*Your instructions*: In the data below, find each line containing the string "category" and return it.

*Data entries*:

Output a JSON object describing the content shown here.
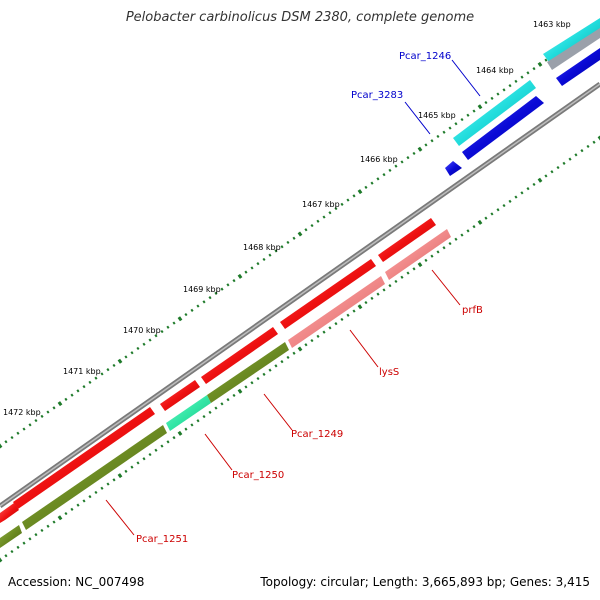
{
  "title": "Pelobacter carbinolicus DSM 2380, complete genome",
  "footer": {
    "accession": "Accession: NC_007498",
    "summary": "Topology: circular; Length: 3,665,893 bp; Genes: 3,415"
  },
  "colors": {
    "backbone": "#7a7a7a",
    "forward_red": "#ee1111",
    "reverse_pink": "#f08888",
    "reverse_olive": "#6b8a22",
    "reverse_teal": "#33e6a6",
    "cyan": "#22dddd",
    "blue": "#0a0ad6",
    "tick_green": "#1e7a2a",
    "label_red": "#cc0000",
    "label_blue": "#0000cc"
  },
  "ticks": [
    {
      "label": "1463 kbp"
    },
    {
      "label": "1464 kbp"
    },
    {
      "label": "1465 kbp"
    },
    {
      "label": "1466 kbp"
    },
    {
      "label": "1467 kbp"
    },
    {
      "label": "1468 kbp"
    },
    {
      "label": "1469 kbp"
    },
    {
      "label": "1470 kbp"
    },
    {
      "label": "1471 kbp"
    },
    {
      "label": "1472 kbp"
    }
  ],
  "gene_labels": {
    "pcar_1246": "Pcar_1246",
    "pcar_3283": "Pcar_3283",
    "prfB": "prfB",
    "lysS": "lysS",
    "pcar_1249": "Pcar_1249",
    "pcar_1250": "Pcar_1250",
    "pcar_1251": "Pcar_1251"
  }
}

* * *

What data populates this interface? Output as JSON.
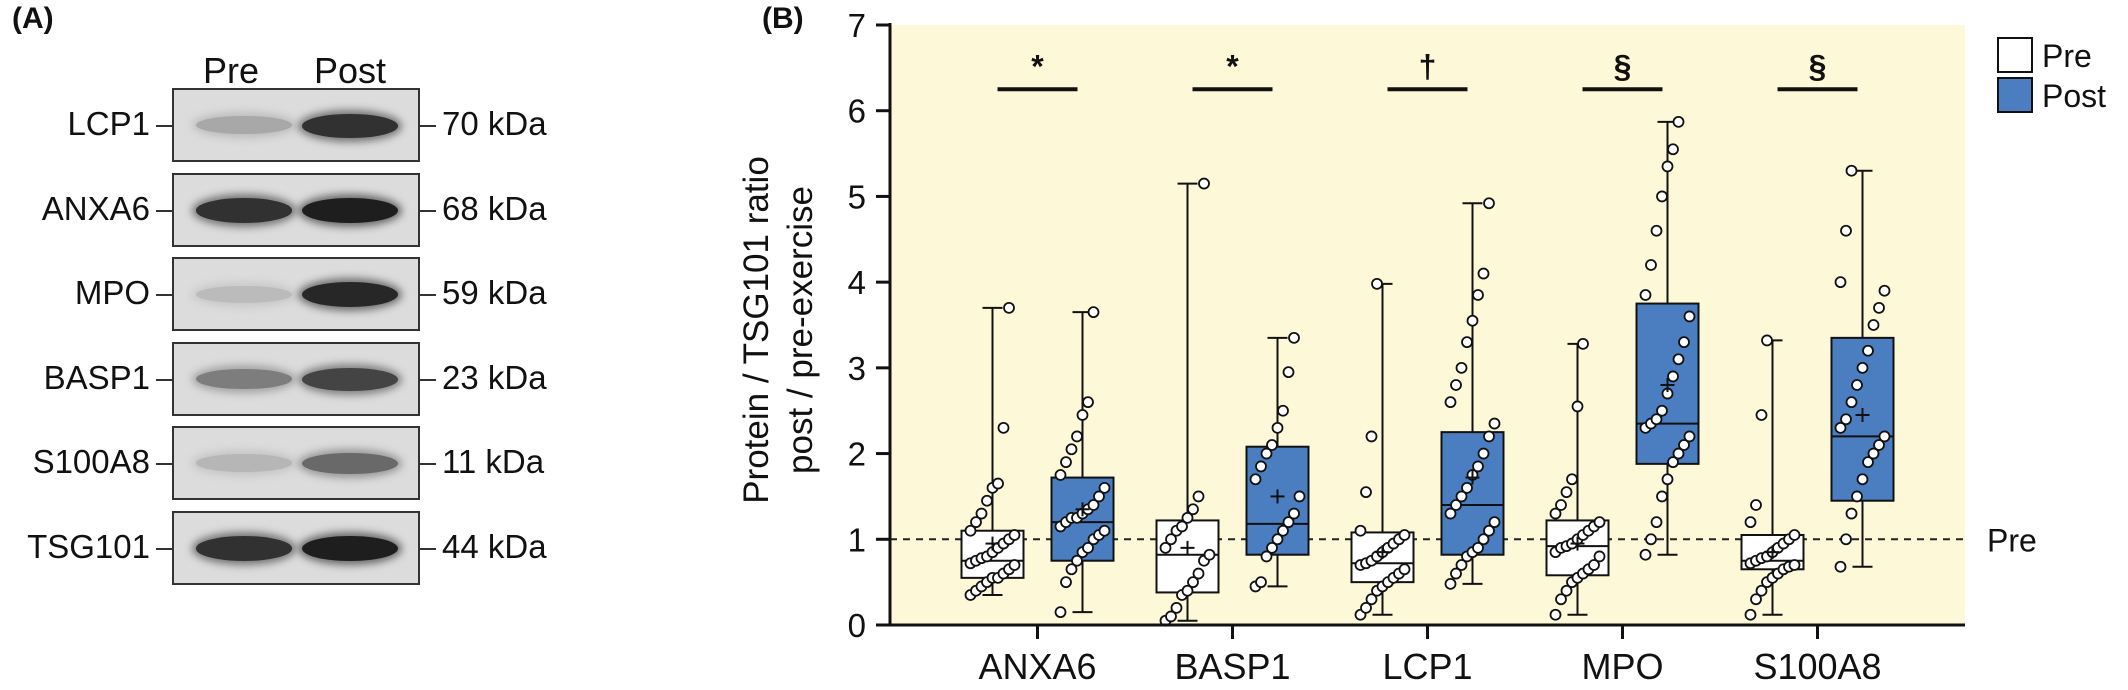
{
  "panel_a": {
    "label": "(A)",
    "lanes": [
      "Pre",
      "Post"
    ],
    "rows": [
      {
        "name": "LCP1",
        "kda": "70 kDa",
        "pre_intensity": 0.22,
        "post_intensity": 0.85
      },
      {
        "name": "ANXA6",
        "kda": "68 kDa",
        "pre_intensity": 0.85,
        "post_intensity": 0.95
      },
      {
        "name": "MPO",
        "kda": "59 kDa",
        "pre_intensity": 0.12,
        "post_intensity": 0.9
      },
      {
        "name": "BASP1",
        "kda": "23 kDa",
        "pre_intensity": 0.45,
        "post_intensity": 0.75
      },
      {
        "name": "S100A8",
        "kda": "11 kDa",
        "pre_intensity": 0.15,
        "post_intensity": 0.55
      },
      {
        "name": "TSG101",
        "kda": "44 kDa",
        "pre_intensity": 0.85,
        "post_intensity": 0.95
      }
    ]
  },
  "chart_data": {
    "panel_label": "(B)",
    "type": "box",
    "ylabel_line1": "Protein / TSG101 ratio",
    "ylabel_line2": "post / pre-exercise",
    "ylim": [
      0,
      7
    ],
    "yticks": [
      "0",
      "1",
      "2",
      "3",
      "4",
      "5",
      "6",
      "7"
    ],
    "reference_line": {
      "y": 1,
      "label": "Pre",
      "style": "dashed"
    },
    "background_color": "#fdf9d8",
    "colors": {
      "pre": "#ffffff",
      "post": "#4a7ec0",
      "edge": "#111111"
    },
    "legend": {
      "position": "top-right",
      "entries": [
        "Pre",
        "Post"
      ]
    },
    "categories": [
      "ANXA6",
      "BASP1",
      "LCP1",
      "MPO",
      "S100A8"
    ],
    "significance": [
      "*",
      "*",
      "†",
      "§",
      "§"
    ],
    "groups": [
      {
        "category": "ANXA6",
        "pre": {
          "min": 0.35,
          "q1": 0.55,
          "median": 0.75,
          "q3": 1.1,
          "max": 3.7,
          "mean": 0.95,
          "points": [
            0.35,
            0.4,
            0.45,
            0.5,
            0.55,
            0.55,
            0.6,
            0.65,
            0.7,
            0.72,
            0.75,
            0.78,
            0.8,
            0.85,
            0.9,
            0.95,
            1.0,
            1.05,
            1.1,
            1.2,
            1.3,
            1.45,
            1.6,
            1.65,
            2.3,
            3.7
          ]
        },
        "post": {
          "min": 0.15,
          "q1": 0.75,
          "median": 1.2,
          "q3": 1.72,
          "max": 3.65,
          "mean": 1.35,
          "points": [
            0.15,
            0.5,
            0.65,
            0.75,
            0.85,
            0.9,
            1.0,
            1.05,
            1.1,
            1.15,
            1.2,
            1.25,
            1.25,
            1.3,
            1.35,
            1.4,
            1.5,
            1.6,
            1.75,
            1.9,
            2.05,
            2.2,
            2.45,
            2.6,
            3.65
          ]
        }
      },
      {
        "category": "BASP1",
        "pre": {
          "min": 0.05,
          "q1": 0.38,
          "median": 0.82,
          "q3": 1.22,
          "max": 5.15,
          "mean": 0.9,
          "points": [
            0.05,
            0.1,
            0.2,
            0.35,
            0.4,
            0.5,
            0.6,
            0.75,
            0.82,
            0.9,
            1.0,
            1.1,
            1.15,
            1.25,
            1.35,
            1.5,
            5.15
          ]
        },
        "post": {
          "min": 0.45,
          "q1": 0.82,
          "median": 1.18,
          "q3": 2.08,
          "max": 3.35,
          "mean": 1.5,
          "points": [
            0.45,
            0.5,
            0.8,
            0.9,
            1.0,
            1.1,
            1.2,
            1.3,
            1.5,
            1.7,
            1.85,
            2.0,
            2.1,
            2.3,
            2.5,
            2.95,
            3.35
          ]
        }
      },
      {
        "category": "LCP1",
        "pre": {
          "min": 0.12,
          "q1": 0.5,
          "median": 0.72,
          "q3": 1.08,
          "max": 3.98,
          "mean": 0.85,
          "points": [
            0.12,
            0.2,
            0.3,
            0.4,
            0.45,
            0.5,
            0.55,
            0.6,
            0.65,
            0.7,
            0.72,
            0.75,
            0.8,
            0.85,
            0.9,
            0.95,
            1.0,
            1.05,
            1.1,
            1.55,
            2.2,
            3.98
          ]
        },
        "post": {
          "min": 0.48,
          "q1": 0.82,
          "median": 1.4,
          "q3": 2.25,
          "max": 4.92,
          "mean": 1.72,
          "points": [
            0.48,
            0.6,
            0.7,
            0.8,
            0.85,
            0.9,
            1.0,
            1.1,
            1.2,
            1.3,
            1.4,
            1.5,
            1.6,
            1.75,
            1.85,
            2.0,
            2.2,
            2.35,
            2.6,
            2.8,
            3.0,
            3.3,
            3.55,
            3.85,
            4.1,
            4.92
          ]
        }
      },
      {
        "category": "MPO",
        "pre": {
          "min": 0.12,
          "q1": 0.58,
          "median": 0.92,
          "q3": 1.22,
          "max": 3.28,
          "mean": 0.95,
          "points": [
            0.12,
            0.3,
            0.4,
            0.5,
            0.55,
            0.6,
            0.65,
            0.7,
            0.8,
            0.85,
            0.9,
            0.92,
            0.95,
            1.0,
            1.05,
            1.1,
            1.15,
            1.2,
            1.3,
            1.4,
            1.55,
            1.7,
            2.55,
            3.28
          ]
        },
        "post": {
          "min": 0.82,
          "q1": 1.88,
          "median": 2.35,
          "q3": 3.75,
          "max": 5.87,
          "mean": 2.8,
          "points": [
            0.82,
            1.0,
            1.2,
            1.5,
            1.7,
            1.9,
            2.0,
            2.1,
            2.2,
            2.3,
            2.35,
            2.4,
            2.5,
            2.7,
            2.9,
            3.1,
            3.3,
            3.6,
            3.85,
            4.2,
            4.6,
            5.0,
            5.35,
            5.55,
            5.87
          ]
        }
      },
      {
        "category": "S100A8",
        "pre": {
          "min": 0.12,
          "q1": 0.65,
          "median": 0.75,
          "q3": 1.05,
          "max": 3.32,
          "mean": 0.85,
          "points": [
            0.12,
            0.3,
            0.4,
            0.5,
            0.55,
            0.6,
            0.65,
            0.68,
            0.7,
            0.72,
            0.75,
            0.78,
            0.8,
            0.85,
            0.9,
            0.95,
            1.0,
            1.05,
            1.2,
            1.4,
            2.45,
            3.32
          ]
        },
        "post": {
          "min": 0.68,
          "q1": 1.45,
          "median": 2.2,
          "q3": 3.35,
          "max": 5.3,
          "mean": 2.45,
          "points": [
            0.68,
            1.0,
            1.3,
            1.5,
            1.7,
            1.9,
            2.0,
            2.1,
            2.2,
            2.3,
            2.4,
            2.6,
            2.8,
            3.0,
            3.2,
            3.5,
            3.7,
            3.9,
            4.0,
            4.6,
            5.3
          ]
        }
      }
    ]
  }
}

*Answer to the problem*:
        "category": "ANXA6",
        "category": "BASP1",
        "category": "LCP1",
        "category": "MPO",
        "category": "S100A8",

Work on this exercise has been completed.